--- begin EXERCISE MATERIAL ---

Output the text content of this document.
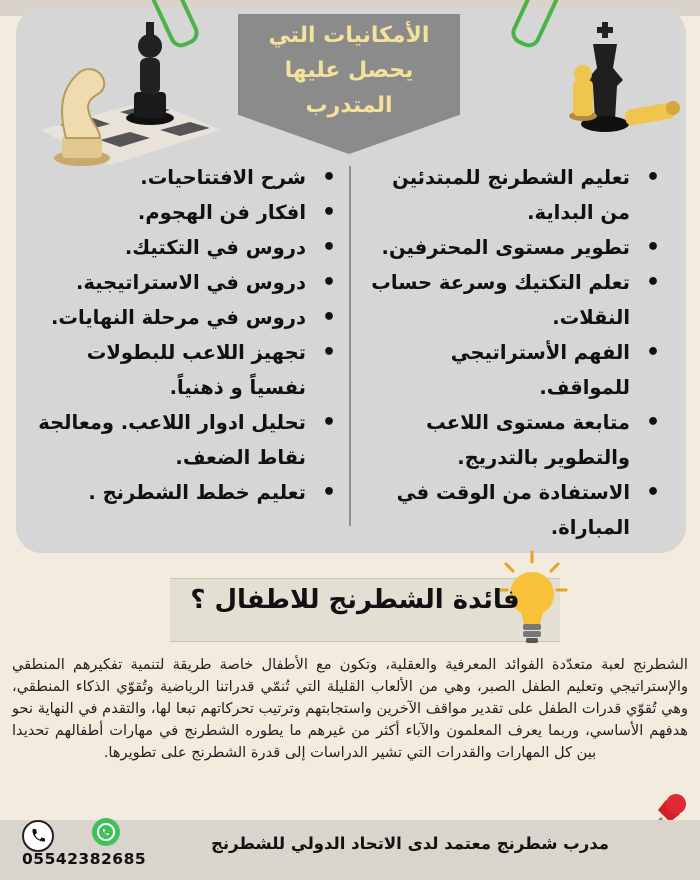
الأمكانيات التي
يحصل عليها
المتدرب
• تعليم الشطرنج للمبتدئين من البداية.
• تطوير مستوى المحترفين.
• تعلم التكتيك وسرعة حساب النقلات.
• الفهم الأستراتيجي للمواقف.
• متابعة مستوى اللاعب والتطوير بالتدريج.
• الاستفادة من الوقت في المباراة.
• شرح الافتتاحيات.
• افكار فن الهجوم.
• دروس في التكتيك.
• دروس في الاستراتيجية.
• دروس في مرحلة النهايات.
• تجهيز اللاعب للبطولات نفسياً و ذهنياً.
• تحليل ادوار اللاعب. ومعالجة نقاط الضعف.
• تعليم خطط الشطرنج .
فائدة الشطرنج للاطفال ؟
الشطرنج لعبة متعدّدة الفوائد المعرفية والعقلية، وتكون مع الأطفال خاصة طريقة لتنمية تفكيرهم المنطقي والإستراتيجي وتعليم الطفل الصبر، وهي من الألعاب القليلة التي تُنمّي قدراتنا الرياضية وتُقوّي الذكاء المنطقي، وهي تُقوّي قدرات الطفل على تقدير مواقف الآخرين واستجابتهم وترتيب تحركاتهم تبعا لها، والتقدم في النهاية نحو هدفهم الأساسي، وربما يعرف المعلمون والآباء أكثر من غيرهم ما يطوره الشطرنج في مهارات أطفالهم تحديدا بين كل المهارات والقدرات التي تشير الدراسات إلى قدرة الشطرنج على تطويرها.
مدرب شطرنج معتمد لدى الاتحاد الدولي للشطرنج
05542382685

--- end EXERCISE MATERIAL ---

* _WHAT TO DO_
Among the entries above, identify all lines with "اللاعب" and copy them.

* _SOLVED EXERCISE_
• متابعة مستوى اللاعب والتطوير بالتدريج.
• تجهيز اللاعب للبطولات نفسياً و ذهنياً.
• تحليل ادوار اللاعب. ومعالجة نقاط الضعف.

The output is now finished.